◆ To do ◆
Find the lines that hold "this". Report only how many there are.

* Start Data excerpts *

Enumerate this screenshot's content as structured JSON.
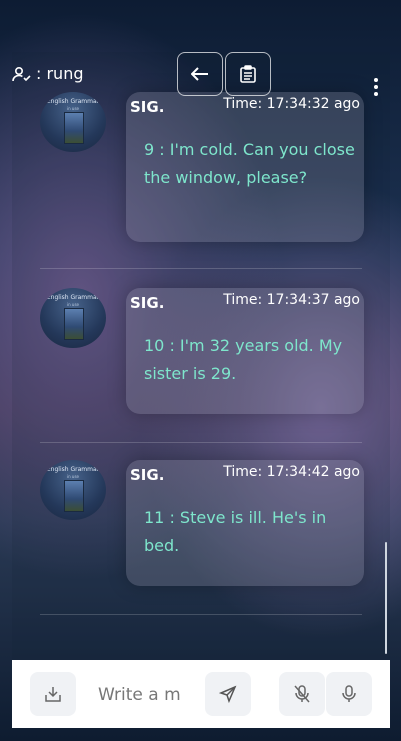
{
  "header": {
    "user_label": ": rung",
    "back_label": "back",
    "clipboard_label": "clipboard",
    "menu_label": "more"
  },
  "messages": [
    {
      "avatar_title": "English Grammar",
      "avatar_subtitle": "in use",
      "sender": "SIG.",
      "time": "Time: 17:34:32 ago",
      "text": "9 : I'm cold. Can you close the window, please?"
    },
    {
      "avatar_title": "English Grammar",
      "avatar_subtitle": "in use",
      "sender": "SIG.",
      "time": "Time: 17:34:37 ago",
      "text": "10 : I'm 32 years old. My sister is 29."
    },
    {
      "avatar_title": "English Grammar",
      "avatar_subtitle": "in use",
      "sender": "SIG.",
      "time": "Time: 17:34:42 ago",
      "text": "11 : Steve is ill. He's in bed."
    }
  ],
  "composer": {
    "placeholder": "Write a m",
    "icons": [
      "download-icon",
      "send-icon",
      "mic-off-icon",
      "mic-icon"
    ]
  },
  "colors": {
    "message_text": "#7ee6cc",
    "input_bar": "#ffffff"
  }
}
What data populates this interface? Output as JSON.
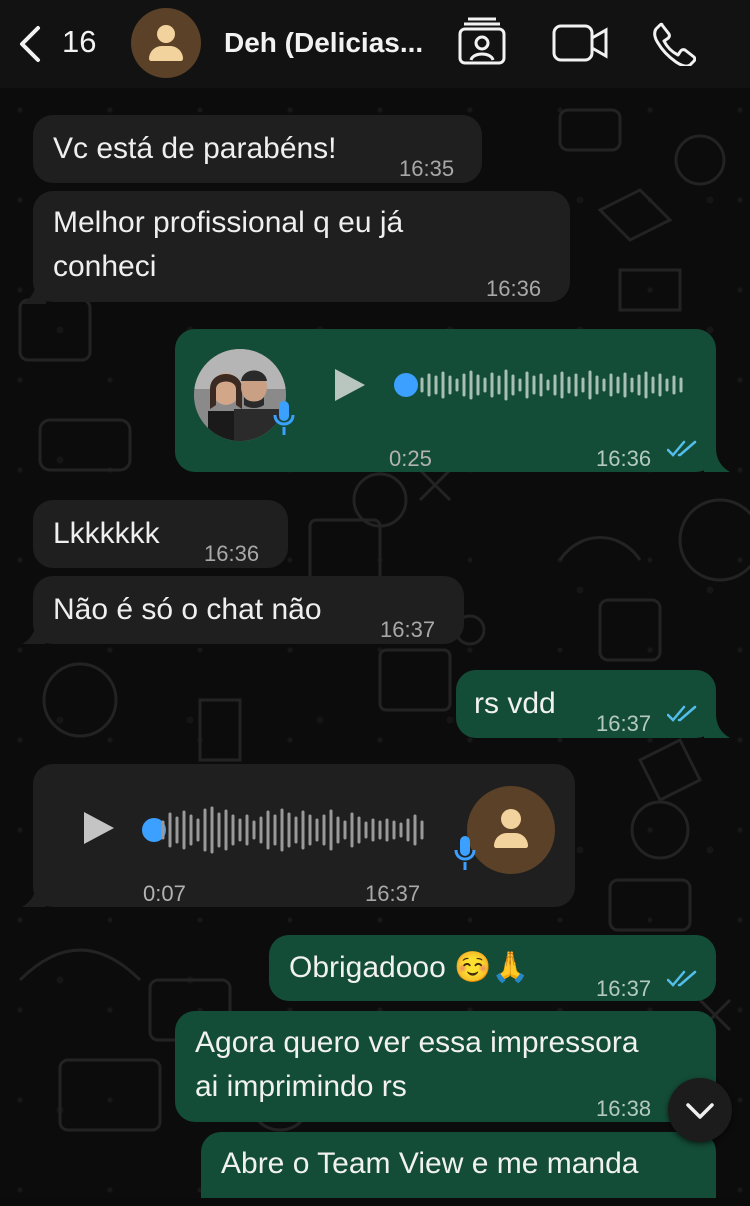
{
  "header": {
    "back_count": "16",
    "contact_name": "Deh (Delicias...",
    "icons": [
      "chevron-left-icon",
      "avatar-placeholder-icon",
      "contact-card-icon",
      "video-call-icon",
      "phone-call-icon"
    ]
  },
  "messages": [
    {
      "direction": "in",
      "text": "Vc está de parabéns!",
      "time": "16:35"
    },
    {
      "direction": "in",
      "text_lines": [
        "Melhor profissional q eu já",
        "conheci"
      ],
      "time": "16:36"
    },
    {
      "direction": "out",
      "type": "voice",
      "duration": "0:25",
      "time": "16:36",
      "status": "read"
    },
    {
      "direction": "in",
      "text": "Lkkkkkk",
      "time": "16:36"
    },
    {
      "direction": "in",
      "text": "Não é só o chat não",
      "time": "16:37"
    },
    {
      "direction": "out",
      "text": "rs vdd",
      "time": "16:37",
      "status": "read"
    },
    {
      "direction": "in",
      "type": "voice",
      "duration": "0:07",
      "time": "16:37"
    },
    {
      "direction": "out",
      "text": "Obrigadooo ☺️🙏",
      "time": "16:37",
      "status": "read"
    },
    {
      "direction": "out",
      "text_lines": [
        "Agora quero ver essa impressora",
        "ai imprimindo rs"
      ],
      "time": "16:38"
    },
    {
      "direction": "out",
      "text": "Abre o Team View e me manda",
      "time": ""
    }
  ],
  "colors": {
    "incoming_bubble": "#1f1f1f",
    "outgoing_bubble": "#144d37",
    "read_ticks": "#53bdeb",
    "voice_dot": "#3ba0ff"
  }
}
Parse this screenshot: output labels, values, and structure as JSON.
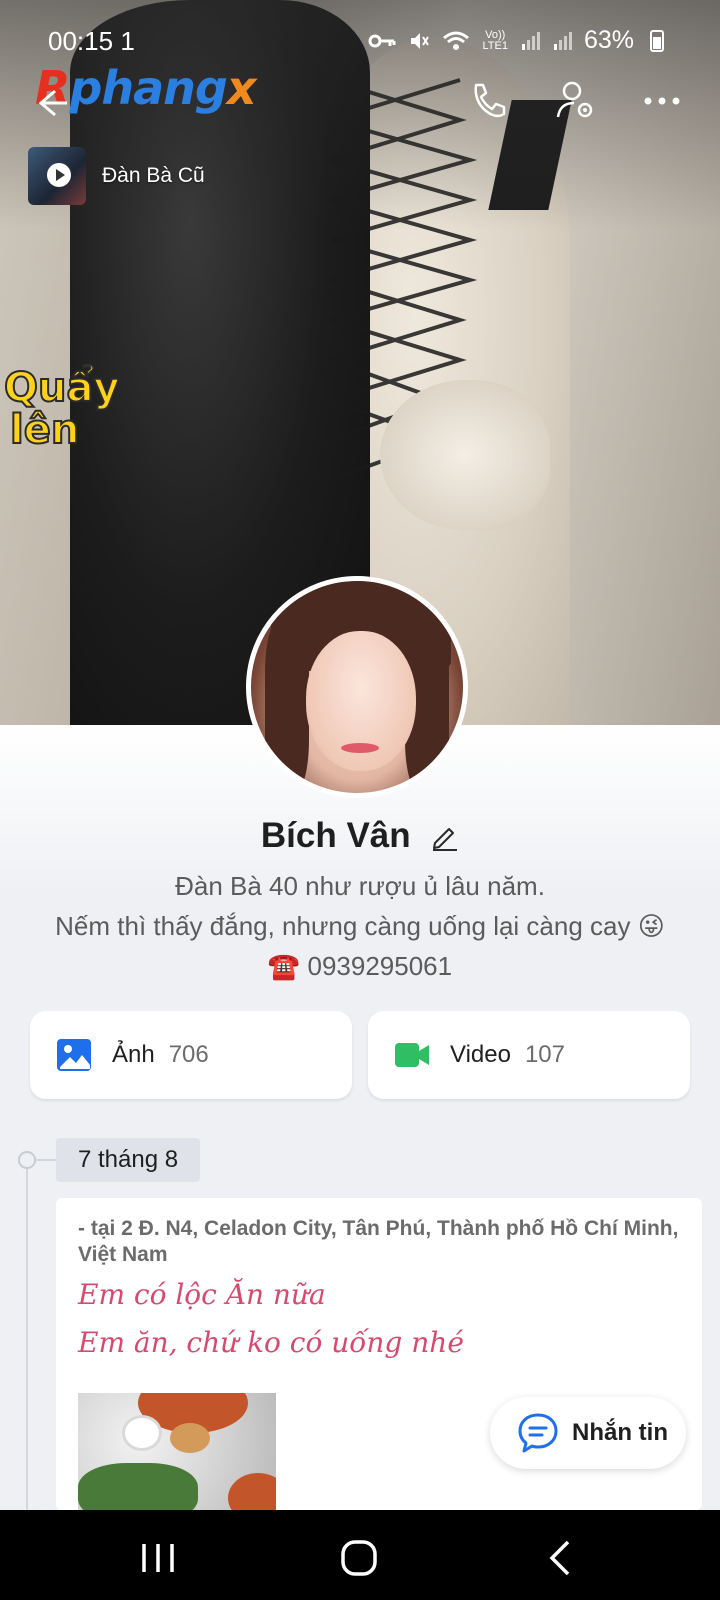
{
  "status_bar": {
    "time": "00:15",
    "notif": "1",
    "battery": "63%",
    "network": "LTE1"
  },
  "header": {
    "logo": [
      "R",
      "phang",
      "x"
    ],
    "music_title": "Đàn Bà Cũ"
  },
  "cover": {
    "sticker_line1": "Quẩy",
    "sticker_line2": "lên"
  },
  "profile": {
    "name": "Bích Vân",
    "bio_line1": "Đàn Bà 40 như rượu ủ lâu năm.",
    "bio_line2": "Nếm thì thấy đắng, nhưng càng uống lại càng cay 😜",
    "bio_line3": "☎️ 0939295061"
  },
  "media": {
    "photos_label": "Ảnh",
    "photos_count": "706",
    "videos_label": "Video",
    "videos_count": "107"
  },
  "timeline": {
    "date": "7 tháng 8",
    "post": {
      "location": " - tại 2 Đ. N4, Celadon City, Tân Phú, Thành phố Hồ Chí Minh, Việt Nam",
      "line1": "Em có lộc Ăn nữa",
      "line2": "Em ăn, chứ ko có uống nhé"
    }
  },
  "message_button": {
    "label": "Nhắn tin"
  },
  "colors": {
    "accent_blue": "#1f6feb",
    "video_green": "#2fbe64",
    "post_pink": "#d8496e"
  }
}
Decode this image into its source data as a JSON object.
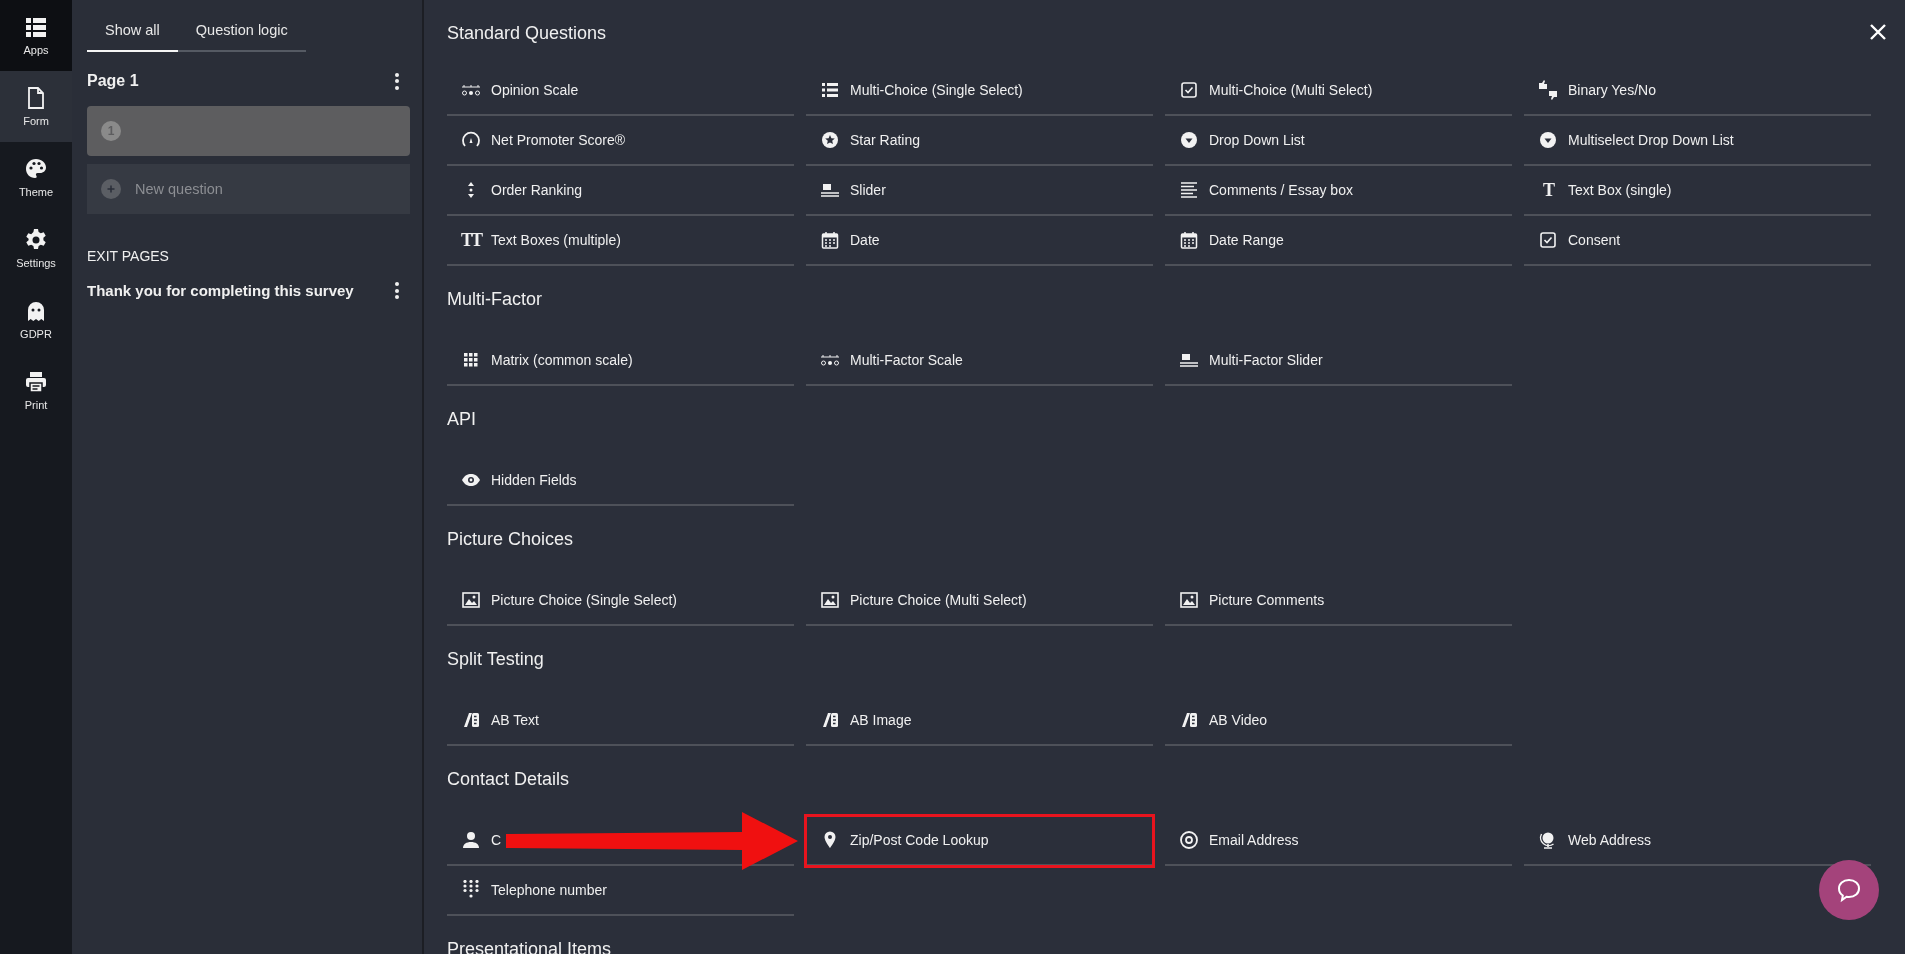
{
  "rail": [
    {
      "label": "Apps",
      "kind": "apps",
      "selected": false
    },
    {
      "label": "Form",
      "kind": "form",
      "selected": true
    },
    {
      "label": "Theme",
      "kind": "theme",
      "selected": false
    },
    {
      "label": "Settings",
      "kind": "settings",
      "selected": false
    },
    {
      "label": "GDPR",
      "kind": "gdpr",
      "selected": false
    },
    {
      "label": "Print",
      "kind": "print",
      "selected": false
    }
  ],
  "tabs": [
    {
      "label": "Show all",
      "selected": true
    },
    {
      "label": "Question logic",
      "selected": false
    }
  ],
  "page": {
    "title": "Page 1",
    "question_number": "1",
    "new_question": "New question"
  },
  "exit_pages": {
    "heading": "EXIT PAGES",
    "items": [
      "Thank you for completing this survey"
    ]
  },
  "sections": [
    {
      "title": "Standard Questions",
      "items": [
        {
          "label": "Opinion Scale",
          "kind": "scale"
        },
        {
          "label": "Multi-Choice (Single Select)",
          "kind": "list"
        },
        {
          "label": "Multi-Choice (Multi Select)",
          "kind": "checkbox"
        },
        {
          "label": "Binary Yes/No",
          "kind": "thumbs"
        },
        {
          "label": "Net Promoter Score®",
          "kind": "gauge"
        },
        {
          "label": "Star Rating",
          "kind": "star"
        },
        {
          "label": "Drop Down List",
          "kind": "dropdown"
        },
        {
          "label": "Multiselect Drop Down List",
          "kind": "dropdown"
        },
        {
          "label": "Order Ranking",
          "kind": "ranking"
        },
        {
          "label": "Slider",
          "kind": "slider"
        },
        {
          "label": "Comments / Essay box",
          "kind": "essay"
        },
        {
          "label": "Text Box (single)",
          "kind": "glyph",
          "glyph": "T"
        },
        {
          "label": "Text Boxes (multiple)",
          "kind": "glyph",
          "glyph": "TT"
        },
        {
          "label": "Date",
          "kind": "date"
        },
        {
          "label": "Date Range",
          "kind": "date"
        },
        {
          "label": "Consent",
          "kind": "checkbox"
        }
      ]
    },
    {
      "title": "Multi-Factor",
      "items": [
        {
          "label": "Matrix (common scale)",
          "kind": "matrix"
        },
        {
          "label": "Multi-Factor Scale",
          "kind": "scale"
        },
        {
          "label": "Multi-Factor Slider",
          "kind": "slider"
        }
      ]
    },
    {
      "title": "API",
      "items": [
        {
          "label": "Hidden Fields",
          "kind": "hidden"
        }
      ]
    },
    {
      "title": "Picture Choices",
      "items": [
        {
          "label": "Picture Choice (Single Select)",
          "kind": "picture"
        },
        {
          "label": "Picture Choice (Multi Select)",
          "kind": "picture"
        },
        {
          "label": "Picture Comments",
          "kind": "picture"
        }
      ]
    },
    {
      "title": "Split Testing",
      "items": [
        {
          "label": "AB Text",
          "kind": "ab"
        },
        {
          "label": "AB Image",
          "kind": "ab"
        },
        {
          "label": "AB Video",
          "kind": "ab"
        }
      ]
    },
    {
      "title": "Contact Details",
      "items": [
        {
          "label": "C",
          "kind": "contact"
        },
        {
          "label": "Zip/Post Code Lookup",
          "kind": "zip",
          "annotated": true
        },
        {
          "label": "Email Address",
          "kind": "email"
        },
        {
          "label": "Web Address",
          "kind": "web"
        },
        {
          "label": "Telephone number",
          "kind": "phone"
        }
      ]
    },
    {
      "title": "Presentational Items"
    }
  ]
}
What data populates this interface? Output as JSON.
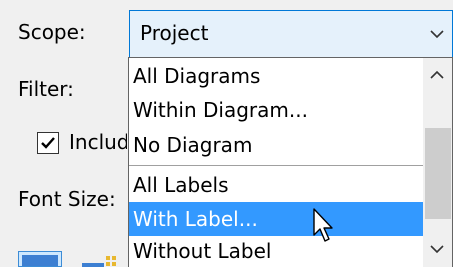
{
  "labels": {
    "scope": "Scope:",
    "filter": "Filter:",
    "include": "Includ",
    "font_size": "Font Size:"
  },
  "scope_combo": {
    "value": "Project",
    "arrow_icon": "chevron-down-icon"
  },
  "dropdown": {
    "items": [
      {
        "label": "All Diagrams"
      },
      {
        "label": "Within Diagram..."
      },
      {
        "label": "No Diagram"
      },
      {
        "label": "All Labels"
      },
      {
        "label": "With Label...",
        "selected": true
      },
      {
        "label": "Without Label"
      }
    ]
  },
  "include_checkbox": {
    "checked": true
  },
  "colors": {
    "selection": "#3399ff",
    "combo_border": "#0078d7",
    "combo_bg": "#e5f1fb"
  }
}
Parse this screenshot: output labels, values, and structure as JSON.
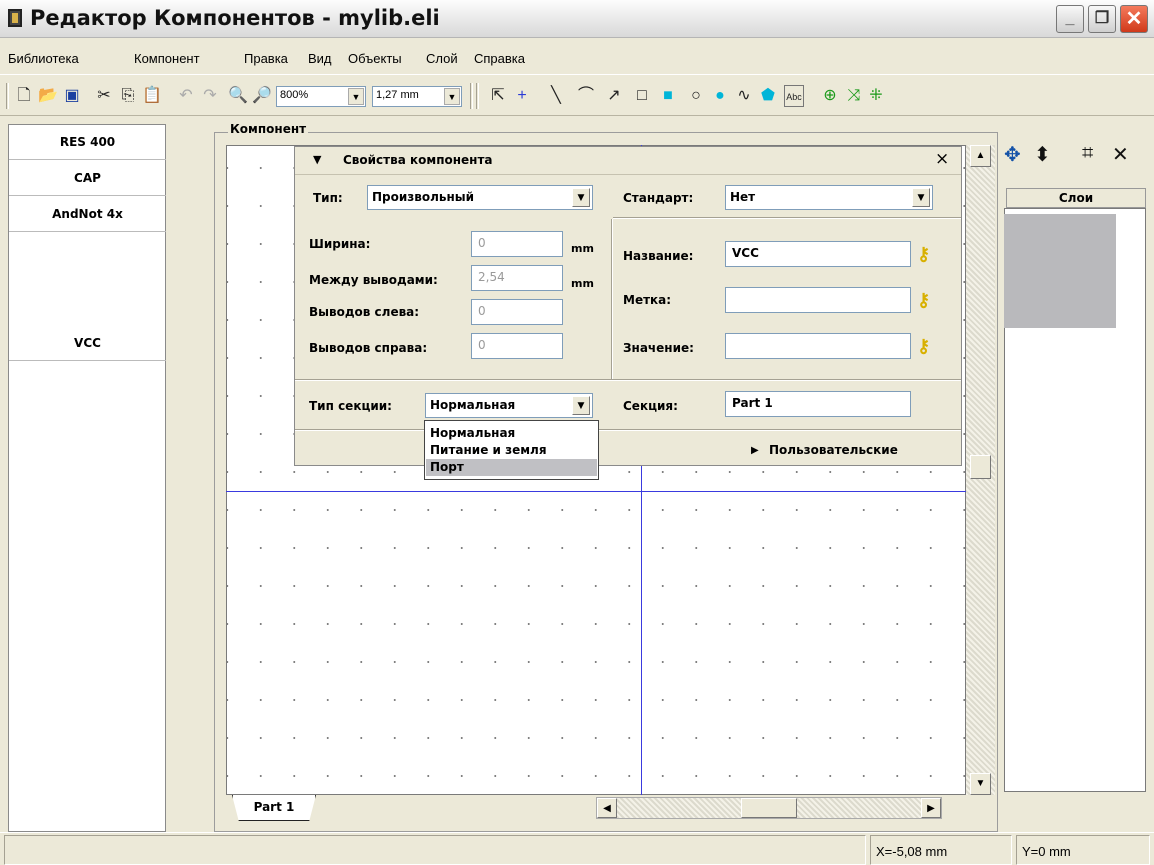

* End Data excerpts *

◆ Finished exercise ◆
7